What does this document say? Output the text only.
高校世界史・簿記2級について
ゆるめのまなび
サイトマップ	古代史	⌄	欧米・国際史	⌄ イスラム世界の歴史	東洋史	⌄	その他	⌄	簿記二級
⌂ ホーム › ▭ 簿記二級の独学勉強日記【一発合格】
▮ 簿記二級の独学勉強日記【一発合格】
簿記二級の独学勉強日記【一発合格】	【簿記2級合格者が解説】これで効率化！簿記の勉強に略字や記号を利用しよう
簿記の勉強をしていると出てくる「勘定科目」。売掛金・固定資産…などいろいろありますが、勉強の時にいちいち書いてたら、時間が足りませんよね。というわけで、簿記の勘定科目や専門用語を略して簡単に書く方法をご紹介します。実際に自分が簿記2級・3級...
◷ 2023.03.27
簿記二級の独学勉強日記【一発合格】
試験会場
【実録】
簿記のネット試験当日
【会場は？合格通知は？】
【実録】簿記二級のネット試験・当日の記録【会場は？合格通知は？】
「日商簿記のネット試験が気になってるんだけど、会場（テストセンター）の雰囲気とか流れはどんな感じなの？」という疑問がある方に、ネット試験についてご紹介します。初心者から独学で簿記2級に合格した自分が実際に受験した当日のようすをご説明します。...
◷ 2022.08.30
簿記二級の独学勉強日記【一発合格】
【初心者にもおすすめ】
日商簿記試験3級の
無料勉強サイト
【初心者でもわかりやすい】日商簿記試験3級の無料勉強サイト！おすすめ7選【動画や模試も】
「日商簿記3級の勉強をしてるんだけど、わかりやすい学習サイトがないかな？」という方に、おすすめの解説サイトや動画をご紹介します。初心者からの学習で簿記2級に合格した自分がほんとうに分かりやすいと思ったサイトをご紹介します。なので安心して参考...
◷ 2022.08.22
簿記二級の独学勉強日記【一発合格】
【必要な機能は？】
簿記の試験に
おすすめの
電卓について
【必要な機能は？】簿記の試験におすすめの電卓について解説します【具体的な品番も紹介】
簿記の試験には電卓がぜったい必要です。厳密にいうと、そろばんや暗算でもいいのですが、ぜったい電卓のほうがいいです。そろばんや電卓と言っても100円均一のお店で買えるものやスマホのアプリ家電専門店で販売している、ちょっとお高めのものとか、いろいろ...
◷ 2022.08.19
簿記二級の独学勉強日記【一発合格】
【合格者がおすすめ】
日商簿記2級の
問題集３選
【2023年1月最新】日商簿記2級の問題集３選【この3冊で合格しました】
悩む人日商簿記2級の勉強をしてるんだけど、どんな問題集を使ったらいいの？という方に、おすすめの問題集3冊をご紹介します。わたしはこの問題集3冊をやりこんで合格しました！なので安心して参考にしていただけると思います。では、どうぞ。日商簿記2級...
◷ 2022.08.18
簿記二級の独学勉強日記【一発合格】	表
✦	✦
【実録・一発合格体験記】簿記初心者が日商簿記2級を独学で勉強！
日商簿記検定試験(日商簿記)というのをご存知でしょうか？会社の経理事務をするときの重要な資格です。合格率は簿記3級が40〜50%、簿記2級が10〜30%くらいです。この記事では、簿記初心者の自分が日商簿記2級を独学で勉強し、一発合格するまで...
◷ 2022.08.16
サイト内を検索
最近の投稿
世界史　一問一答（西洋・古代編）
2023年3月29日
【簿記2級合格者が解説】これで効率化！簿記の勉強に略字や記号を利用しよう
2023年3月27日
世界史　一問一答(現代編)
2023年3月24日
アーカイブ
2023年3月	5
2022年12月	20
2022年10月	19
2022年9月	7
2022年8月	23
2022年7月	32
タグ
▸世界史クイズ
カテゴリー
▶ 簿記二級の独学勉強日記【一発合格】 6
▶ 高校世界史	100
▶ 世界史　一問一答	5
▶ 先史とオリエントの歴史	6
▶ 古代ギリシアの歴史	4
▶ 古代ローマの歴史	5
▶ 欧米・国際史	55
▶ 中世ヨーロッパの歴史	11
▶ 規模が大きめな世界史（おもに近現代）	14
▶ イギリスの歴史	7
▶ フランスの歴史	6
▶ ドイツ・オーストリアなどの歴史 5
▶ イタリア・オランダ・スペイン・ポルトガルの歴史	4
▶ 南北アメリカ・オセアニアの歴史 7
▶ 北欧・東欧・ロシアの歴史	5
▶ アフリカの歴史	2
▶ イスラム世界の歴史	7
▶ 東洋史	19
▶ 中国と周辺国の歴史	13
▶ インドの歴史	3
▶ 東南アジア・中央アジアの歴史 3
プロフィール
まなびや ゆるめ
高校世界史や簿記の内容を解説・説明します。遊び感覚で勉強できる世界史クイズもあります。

_ _ _ _

In the entries above, how many lines contain the word "これで効率化"? Answer with the number only.

Exercise result —
2